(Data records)
++++++++++
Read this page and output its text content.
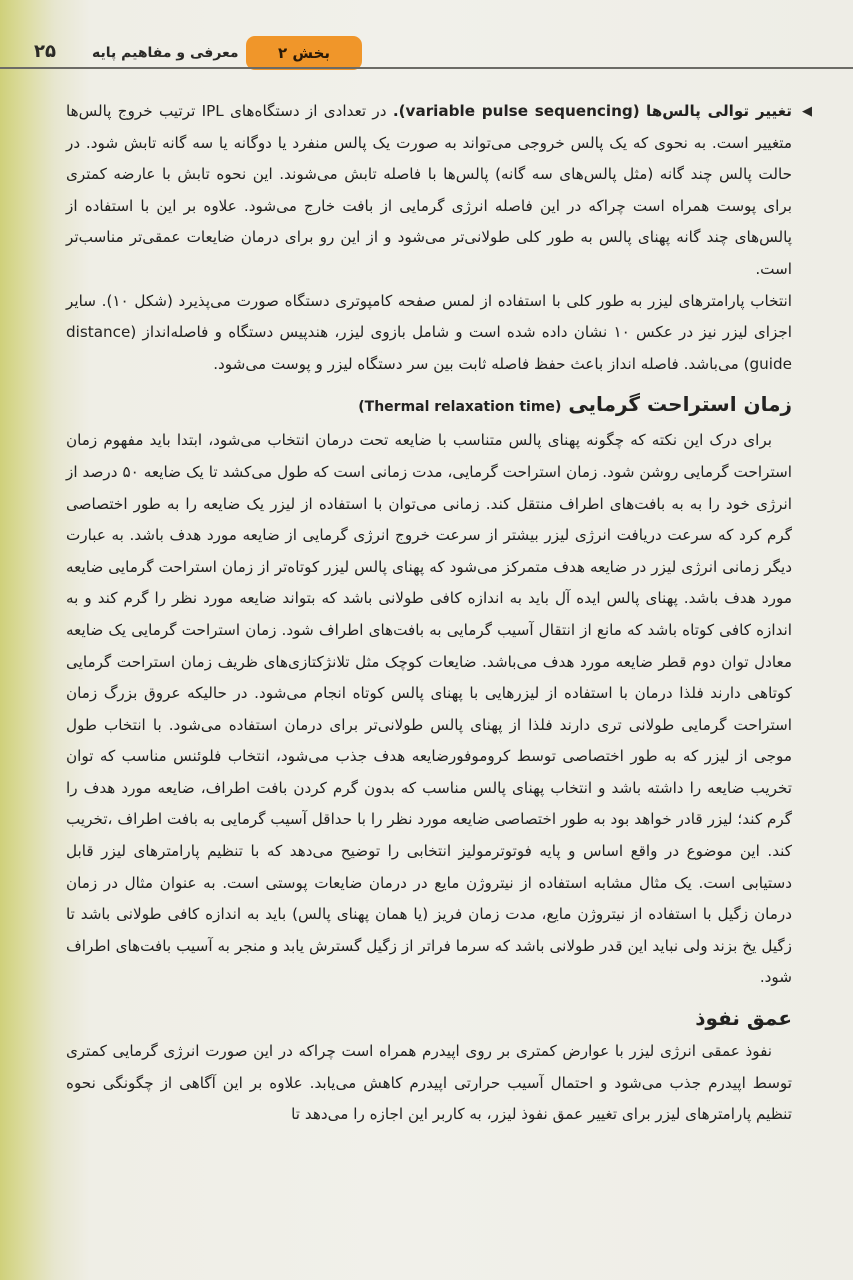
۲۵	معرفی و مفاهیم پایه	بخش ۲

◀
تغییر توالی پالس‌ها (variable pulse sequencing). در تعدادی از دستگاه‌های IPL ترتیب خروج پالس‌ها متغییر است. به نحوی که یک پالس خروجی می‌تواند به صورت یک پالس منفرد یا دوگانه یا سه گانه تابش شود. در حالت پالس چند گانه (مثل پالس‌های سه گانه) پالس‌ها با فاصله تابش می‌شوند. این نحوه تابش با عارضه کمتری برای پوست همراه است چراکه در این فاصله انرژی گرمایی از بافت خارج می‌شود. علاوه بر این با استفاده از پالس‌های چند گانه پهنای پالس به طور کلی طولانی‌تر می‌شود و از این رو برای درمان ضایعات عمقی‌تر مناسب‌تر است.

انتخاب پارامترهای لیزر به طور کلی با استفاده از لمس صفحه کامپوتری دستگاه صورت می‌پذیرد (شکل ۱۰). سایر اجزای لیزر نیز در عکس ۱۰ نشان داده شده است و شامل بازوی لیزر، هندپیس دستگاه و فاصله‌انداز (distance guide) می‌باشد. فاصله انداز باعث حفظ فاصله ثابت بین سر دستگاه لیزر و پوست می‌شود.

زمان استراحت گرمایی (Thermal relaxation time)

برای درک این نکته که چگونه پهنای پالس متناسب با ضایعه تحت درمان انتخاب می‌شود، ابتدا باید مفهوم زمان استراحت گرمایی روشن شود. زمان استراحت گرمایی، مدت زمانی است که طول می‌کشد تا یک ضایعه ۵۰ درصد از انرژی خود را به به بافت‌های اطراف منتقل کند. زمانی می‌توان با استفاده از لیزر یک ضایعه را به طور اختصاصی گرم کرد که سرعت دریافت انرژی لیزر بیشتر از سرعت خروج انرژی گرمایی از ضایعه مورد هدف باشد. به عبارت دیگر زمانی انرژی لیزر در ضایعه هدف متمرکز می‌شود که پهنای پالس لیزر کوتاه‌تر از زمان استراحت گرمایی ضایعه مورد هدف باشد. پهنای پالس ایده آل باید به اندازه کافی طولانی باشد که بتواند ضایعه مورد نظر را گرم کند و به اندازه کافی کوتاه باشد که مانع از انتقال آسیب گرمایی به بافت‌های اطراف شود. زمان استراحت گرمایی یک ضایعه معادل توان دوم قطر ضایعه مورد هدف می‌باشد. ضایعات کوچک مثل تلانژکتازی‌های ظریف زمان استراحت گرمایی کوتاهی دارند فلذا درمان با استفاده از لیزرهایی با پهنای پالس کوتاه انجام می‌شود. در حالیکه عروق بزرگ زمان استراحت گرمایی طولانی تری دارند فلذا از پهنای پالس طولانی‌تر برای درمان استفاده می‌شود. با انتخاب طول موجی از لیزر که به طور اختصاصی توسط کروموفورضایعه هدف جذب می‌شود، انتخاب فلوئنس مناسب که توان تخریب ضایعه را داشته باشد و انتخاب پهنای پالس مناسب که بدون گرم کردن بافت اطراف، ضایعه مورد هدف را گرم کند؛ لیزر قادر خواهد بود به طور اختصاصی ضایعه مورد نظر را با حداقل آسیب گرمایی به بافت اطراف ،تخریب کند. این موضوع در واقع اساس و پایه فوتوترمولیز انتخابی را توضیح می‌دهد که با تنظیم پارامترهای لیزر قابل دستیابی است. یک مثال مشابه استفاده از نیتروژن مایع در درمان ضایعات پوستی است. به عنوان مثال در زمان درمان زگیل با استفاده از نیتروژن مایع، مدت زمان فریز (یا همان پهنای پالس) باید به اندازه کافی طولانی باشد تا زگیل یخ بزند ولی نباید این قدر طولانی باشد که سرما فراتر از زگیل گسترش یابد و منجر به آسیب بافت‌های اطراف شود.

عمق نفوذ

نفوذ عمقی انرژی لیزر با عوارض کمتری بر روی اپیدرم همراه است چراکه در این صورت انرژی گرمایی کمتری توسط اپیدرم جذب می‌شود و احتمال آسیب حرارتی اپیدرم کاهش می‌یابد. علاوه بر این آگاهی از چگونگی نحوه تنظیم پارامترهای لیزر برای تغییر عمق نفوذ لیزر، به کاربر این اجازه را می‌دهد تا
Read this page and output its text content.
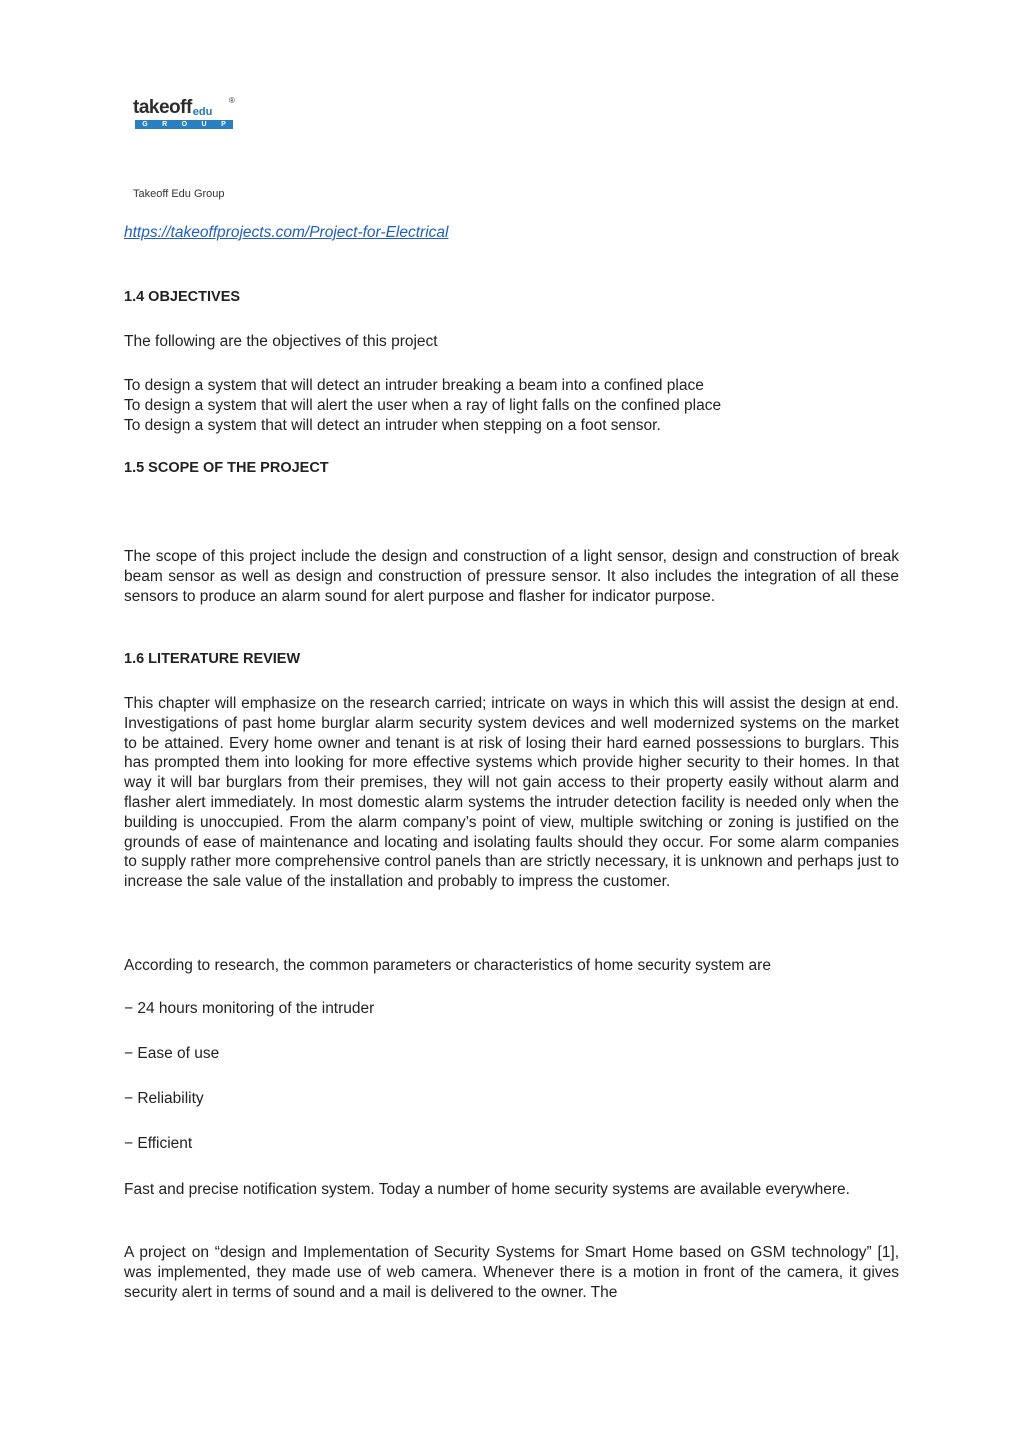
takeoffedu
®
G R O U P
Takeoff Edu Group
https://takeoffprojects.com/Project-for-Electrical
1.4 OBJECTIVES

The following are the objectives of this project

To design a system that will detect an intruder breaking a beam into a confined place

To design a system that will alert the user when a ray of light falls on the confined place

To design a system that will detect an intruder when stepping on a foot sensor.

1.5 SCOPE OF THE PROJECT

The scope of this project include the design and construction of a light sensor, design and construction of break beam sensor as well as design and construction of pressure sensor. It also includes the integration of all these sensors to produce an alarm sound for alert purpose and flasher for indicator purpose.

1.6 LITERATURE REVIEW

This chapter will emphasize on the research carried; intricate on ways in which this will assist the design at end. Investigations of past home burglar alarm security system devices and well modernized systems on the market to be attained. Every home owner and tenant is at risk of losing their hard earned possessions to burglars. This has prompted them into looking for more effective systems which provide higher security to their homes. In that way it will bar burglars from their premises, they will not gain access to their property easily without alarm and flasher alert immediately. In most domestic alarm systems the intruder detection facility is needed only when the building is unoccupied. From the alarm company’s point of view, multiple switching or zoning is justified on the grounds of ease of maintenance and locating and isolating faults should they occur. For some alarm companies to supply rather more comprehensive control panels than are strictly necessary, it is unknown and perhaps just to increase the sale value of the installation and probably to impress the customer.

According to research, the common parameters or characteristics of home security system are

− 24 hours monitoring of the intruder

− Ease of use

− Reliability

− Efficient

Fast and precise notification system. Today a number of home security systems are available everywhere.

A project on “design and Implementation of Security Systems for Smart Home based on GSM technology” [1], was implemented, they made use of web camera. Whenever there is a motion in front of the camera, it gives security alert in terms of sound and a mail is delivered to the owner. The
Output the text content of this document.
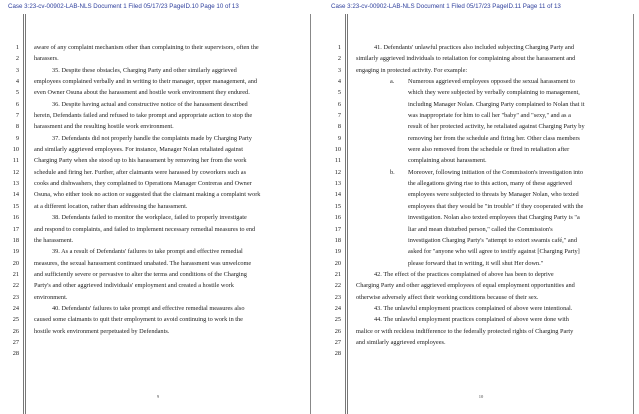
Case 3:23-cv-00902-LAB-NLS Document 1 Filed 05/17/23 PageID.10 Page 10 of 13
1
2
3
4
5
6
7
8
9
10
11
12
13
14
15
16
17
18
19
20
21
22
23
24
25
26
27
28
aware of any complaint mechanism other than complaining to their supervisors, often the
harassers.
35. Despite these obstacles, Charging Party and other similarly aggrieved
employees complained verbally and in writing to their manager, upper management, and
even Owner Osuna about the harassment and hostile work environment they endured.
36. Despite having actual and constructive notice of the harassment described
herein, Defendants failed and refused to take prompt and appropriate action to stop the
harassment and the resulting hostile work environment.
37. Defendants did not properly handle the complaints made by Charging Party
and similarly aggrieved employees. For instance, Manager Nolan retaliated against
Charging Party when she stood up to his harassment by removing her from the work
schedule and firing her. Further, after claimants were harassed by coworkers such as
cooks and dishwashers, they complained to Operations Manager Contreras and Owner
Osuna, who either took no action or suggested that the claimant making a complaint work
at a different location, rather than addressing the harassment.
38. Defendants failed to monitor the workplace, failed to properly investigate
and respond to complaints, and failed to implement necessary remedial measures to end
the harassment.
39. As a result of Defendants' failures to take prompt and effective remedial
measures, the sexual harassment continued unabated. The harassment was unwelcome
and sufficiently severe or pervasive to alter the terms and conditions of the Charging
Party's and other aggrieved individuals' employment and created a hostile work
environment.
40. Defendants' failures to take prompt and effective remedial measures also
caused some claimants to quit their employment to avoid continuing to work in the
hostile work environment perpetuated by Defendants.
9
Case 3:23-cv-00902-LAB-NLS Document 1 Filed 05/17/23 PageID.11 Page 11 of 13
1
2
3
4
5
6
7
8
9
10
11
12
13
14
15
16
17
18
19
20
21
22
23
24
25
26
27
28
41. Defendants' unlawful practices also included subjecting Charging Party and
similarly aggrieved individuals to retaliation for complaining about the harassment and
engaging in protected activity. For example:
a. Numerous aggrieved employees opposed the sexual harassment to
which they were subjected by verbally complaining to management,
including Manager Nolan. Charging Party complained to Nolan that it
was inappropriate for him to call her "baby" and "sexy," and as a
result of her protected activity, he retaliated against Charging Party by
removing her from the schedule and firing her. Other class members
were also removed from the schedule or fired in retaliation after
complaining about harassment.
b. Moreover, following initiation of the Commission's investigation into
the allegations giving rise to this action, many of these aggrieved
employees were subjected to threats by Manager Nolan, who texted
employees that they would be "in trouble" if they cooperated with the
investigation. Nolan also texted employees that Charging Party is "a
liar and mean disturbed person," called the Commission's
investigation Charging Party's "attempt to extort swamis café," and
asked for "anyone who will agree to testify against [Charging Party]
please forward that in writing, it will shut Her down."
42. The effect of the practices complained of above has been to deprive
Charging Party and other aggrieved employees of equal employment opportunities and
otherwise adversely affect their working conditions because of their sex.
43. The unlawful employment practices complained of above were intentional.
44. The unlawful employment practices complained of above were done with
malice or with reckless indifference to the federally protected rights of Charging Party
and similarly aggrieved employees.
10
++++++++++
▶ **Exercise directions**
Identify which lines contain the word "confined" and copy each one.

▶ **Output below**
To design a system that will detect an intruder breaking a beam into a confined place
To design a system that will alert the user when a ray of light falls on the confined place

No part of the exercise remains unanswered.